_Arbeitsauftrag_
Gib an, in welchem Jahr Gyula Pauler laut dem Textauszug zur Geschichte des ungarischen Landesarchivs eine Stelle als Landesarchivar erhielt.

_Textauszug_
⁂
Das Archiv des mittelalterlichen Ungarns, das königliche Archiv ging in der Epoche nach der Schlacht bei Mohács verloren oder wurde im Land zerstreut. Seit dem 17. Jahrhundert bestanden die Stände immer mehr darauf, dass die Rechtssicherungsdokumente des Landes (königliche Erlasse, Gesetze, Landtagsdokumente, Friedenstraktate usw.) unter Bewachung des Palatins gestellt werden sollen, was von einem, im Jahre 1613 verabschiedeten Gesetz deklariert wurde. Gemäß dem Beleg von Palatin, György Thurzó in 1613 befanden sich elf Dokumente in der Truhe des Landes.

Das durch die Verabschiedung des Gesetzes Nr. XLV. von 1723 ins Leben gerufene Amt wurde – mit heutiger Terminologie – zur Bewachung der gemeinnützlichen Dokumente erschafft. Diese Funktion bewahrte das Amt während der Epoche der ständischen Regierung. Als nach 1867 der bürgerliche Staat entstand, wurde es immer nötiger, dass die administrativen und juridischen Dokumente der ständischen Regierung an einen sicheren Aufbewahrungsort gebracht werden. Die Ungarische Akademie der Wissenschaften bestand schon seit 1848 darauf, dass die Dokumente für die Zwecke der Geschichtsforschung in die Archive gebracht, und dass die Ämter als wissenschaftliche Institutionen betrachtet werden sollen. In dieser Angelegenheit wurde aber erst 1874 eine Entscheidung getroffen: Gyula Pauler bekam eine Stelle als Landesarchivar, danach wurden die Dokumente der ständischen Regierung, sowie die des Obersten Gerichtshofs wurden ins Archivum Regni gebracht. Als erste Aufgabe musste er die Dokumente und Schriften der abgeschafften Regierungsorgane einsammeln, und ins Archiv bringen lassen. Außerdem erschuf er die Struktur des Archivs und des neuen Archivwesens. Auf seine Empfehlung entstand die Anordnung Nr. 1875/7622. des ungarischen Innenministeriums, das die Organisation des Staatsarchivs festsetzte, und dann das Gesetz Nr. I. von 1883, dessen Paragraph Nr. 13. den Status der Beamten des Archivs bestimmte. Das neue Archiv war im Gebäude des Innenministeriums, wo aber der Platz immer geringer wurde. Aus diesen Gründen – und natürlich wegen dem ersten Weltkrieg – wurden zwischen 1906 und 1923 keine neuen Dokumente, Schriften und Akten übernommen.
⁂
_Einträge aus einem Datensatz_

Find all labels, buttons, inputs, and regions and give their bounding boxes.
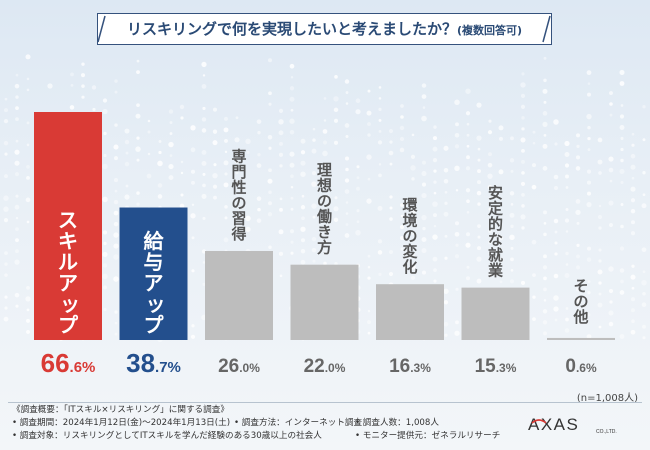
category-label-7: その他 <box>572 277 588 326</box>
divider <box>8 402 642 403</box>
value-label-6: 15.3% <box>475 356 517 377</box>
survey-count: • 調査人数：1,008人 <box>355 418 439 428</box>
title-slash-left <box>97 15 106 43</box>
category-label-4: 理想の働き方 <box>316 161 332 257</box>
survey-target: • 調査対象：リスキリングとしてITスキルを学んだ経験のある30歳以上の社会人 <box>12 431 322 441</box>
survey-notes: 《調査概要：「ITスキル×リスキリング」に関する調査》 • 調査期間：2024年… <box>12 404 500 443</box>
chart-title-main: リスキリングで何を実現したいと考えましたか？ <box>126 20 457 38</box>
bar-4 <box>290 264 359 340</box>
sample-size-label: (n=1,008人) <box>576 393 638 404</box>
survey-row-1: • 調査期間：2024年1月12日(金)～2024年1月13日(土) • 調査方… <box>12 417 439 430</box>
value-label-7: 0.6% <box>565 356 597 377</box>
value-label-2: 38.7% <box>126 348 181 378</box>
bar-group-7: その他 0.6% <box>547 277 615 377</box>
chart-title-sub: (複数回答可) <box>456 24 523 37</box>
category-label-2: 給与アップ <box>144 229 166 337</box>
value-label-4: 22.0% <box>304 356 346 377</box>
bar-group-1: スキルアップ 66.6% <box>34 112 102 378</box>
logo-suffix: CO.,LTD. <box>596 429 617 435</box>
survey-method: • 調査方法：インターネット調査 <box>234 418 363 428</box>
survey-period: • 調査期間：2024年1月12日(金)～2024年1月13日(土) <box>12 418 231 428</box>
bar-group-5: 環境の変化 16.3% <box>376 196 444 377</box>
bar-3 <box>205 250 273 340</box>
survey-heading: 《調査概要：「ITスキル×リスキリング」に関する調査》 <box>12 405 229 415</box>
category-label-6: 安定的な就業 <box>487 184 504 279</box>
bar-chart: スキルアップ 66.6% 給与アップ 38.7% 専門性の習得 26.0% 理想の働き方 22… <box>34 112 615 378</box>
category-label-5: 環境の変化 <box>402 196 418 276</box>
bar-group-2: 給与アップ 38.7% <box>119 207 188 378</box>
logo-swoosh-icon <box>531 419 547 424</box>
survey-row-2: • 調査対象：リスキリングとしてITスキルを学んだ経験のある30歳以上の社会人 … <box>12 430 500 443</box>
title-box <box>97 13 552 45</box>
bar-group-4: 理想の働き方 22.0% <box>290 161 359 377</box>
axas-logo: AXAS CO.,LTD. <box>528 415 617 435</box>
bar-5 <box>376 284 444 340</box>
title-slash-right <box>542 15 551 43</box>
value-label-3: 26.0% <box>218 356 260 377</box>
category-label-3: 専門性の習得 <box>230 147 246 243</box>
logo-name: AXAS <box>528 415 579 434</box>
category-label-1: スキルアップ <box>58 208 80 337</box>
value-label-1: 66.6% <box>41 348 96 378</box>
survey-provider: • モニター提供元：ゼネラルリサーチ <box>355 431 501 441</box>
bar-7 <box>547 337 615 340</box>
chart-title: リスキリングで何を実現したいと考えましたか？(複数回答可) <box>97 13 552 45</box>
bar-2 <box>119 207 188 340</box>
bar-group-6: 安定的な就業 15.3% <box>461 184 530 377</box>
bar-group-3: 専門性の習得 26.0% <box>205 147 273 377</box>
bar-1 <box>34 112 102 340</box>
bar-6 <box>461 287 530 340</box>
value-label-5: 16.3% <box>389 356 431 377</box>
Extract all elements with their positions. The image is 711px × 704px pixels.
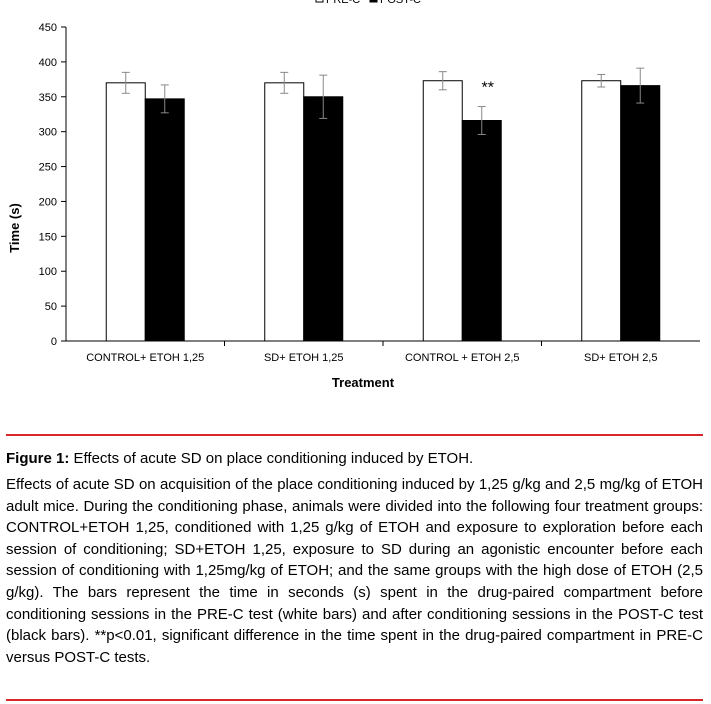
⁂
_Antwort_
Gyula Pauler erhielt 1874 eine Stelle als Landesarchivar.